WORK INSTRUCTIONS -> Show all lines that include the string "name"; copy each one.

DATA ->
######

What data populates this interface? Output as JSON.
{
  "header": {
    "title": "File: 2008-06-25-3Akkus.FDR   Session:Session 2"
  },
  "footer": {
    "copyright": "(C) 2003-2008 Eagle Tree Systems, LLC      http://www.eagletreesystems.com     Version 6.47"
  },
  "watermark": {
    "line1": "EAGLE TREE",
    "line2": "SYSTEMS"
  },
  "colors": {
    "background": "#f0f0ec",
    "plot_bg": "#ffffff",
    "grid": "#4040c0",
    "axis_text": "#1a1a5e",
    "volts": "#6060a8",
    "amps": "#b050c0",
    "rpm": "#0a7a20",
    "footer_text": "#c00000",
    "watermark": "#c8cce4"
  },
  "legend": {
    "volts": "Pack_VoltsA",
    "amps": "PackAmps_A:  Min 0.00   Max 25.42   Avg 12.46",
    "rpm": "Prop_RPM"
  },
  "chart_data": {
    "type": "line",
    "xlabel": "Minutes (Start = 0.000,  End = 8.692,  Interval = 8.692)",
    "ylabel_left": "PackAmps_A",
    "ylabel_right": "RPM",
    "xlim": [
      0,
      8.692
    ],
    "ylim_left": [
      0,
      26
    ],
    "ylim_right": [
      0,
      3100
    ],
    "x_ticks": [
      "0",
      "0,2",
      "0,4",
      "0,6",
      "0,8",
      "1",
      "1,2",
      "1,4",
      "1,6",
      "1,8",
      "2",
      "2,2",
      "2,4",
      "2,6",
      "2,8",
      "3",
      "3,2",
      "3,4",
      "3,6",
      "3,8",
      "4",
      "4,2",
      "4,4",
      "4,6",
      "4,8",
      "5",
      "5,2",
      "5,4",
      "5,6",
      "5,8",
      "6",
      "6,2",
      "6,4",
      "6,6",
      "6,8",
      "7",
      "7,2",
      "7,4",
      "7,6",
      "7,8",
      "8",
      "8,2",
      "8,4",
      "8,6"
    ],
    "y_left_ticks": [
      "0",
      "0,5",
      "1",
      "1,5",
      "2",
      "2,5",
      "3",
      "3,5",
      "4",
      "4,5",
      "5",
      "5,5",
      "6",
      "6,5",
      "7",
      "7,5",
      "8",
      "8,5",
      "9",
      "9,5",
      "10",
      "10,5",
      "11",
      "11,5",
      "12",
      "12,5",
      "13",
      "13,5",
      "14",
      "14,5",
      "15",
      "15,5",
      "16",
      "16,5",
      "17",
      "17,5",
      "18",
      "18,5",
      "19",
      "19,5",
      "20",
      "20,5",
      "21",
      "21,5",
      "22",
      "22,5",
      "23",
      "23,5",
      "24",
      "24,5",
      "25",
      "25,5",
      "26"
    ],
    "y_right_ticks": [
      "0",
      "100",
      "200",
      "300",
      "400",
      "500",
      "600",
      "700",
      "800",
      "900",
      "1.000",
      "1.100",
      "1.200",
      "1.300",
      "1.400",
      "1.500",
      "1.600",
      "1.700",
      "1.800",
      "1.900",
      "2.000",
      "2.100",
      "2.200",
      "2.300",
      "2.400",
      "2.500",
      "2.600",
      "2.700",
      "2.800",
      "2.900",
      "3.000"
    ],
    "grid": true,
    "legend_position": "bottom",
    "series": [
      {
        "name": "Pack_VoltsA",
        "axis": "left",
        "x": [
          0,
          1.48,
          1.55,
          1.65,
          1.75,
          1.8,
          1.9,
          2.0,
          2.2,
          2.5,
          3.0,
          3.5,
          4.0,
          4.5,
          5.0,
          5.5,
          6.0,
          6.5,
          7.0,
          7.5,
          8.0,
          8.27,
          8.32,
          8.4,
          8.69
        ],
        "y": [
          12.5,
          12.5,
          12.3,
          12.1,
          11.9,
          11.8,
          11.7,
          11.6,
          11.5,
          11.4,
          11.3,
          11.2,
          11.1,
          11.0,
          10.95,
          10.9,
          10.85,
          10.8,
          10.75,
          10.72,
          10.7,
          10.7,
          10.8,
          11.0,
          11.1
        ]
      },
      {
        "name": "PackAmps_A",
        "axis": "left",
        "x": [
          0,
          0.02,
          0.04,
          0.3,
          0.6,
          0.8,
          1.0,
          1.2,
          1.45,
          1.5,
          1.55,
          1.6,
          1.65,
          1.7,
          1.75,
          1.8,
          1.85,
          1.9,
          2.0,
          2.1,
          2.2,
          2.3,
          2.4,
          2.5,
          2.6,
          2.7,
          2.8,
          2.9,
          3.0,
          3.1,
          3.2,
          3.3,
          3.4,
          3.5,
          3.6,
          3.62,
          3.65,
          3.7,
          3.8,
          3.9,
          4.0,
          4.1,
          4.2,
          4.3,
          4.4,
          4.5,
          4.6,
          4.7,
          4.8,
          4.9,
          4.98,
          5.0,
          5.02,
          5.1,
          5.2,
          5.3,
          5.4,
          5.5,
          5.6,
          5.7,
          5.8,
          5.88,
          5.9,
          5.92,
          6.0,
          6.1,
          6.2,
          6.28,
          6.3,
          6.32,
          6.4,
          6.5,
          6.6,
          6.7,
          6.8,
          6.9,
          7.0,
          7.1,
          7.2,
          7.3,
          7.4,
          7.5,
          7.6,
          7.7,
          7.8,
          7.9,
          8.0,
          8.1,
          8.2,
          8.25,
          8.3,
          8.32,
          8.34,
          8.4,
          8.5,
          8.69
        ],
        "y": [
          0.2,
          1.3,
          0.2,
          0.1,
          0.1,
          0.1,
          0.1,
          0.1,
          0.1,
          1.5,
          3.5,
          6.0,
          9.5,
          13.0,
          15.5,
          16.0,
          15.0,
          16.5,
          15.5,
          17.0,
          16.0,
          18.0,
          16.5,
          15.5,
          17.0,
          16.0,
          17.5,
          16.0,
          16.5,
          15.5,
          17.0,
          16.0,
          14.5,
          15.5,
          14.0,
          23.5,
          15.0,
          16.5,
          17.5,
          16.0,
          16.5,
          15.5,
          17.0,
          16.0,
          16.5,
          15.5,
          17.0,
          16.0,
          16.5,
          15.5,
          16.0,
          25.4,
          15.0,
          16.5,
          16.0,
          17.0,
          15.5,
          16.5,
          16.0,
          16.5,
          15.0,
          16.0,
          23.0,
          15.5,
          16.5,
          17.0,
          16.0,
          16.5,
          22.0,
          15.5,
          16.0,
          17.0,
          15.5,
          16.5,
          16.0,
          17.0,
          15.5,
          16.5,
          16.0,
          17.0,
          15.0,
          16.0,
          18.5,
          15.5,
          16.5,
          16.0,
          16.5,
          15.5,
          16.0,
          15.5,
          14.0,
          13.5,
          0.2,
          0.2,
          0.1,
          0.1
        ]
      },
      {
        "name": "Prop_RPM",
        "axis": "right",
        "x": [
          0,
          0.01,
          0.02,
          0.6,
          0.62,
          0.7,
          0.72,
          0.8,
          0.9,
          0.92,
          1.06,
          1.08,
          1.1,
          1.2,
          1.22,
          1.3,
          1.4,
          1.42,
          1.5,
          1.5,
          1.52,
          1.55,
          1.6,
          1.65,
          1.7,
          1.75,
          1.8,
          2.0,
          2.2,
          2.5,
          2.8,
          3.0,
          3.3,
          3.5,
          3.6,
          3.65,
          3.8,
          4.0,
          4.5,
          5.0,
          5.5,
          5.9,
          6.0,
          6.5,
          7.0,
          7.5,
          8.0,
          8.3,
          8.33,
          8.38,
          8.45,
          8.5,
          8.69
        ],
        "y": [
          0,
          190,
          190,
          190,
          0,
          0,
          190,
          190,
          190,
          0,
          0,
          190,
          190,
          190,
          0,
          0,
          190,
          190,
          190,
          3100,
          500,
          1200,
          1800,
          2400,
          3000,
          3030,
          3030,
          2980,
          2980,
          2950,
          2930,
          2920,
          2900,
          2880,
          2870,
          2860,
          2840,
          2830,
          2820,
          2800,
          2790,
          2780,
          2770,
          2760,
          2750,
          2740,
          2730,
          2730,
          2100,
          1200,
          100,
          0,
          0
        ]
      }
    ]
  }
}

######

SOLUTION TO THIS TASK ->
        "name": "Pack_VoltsA",
        "name": "PackAmps_A",
        "name": "Prop_RPM",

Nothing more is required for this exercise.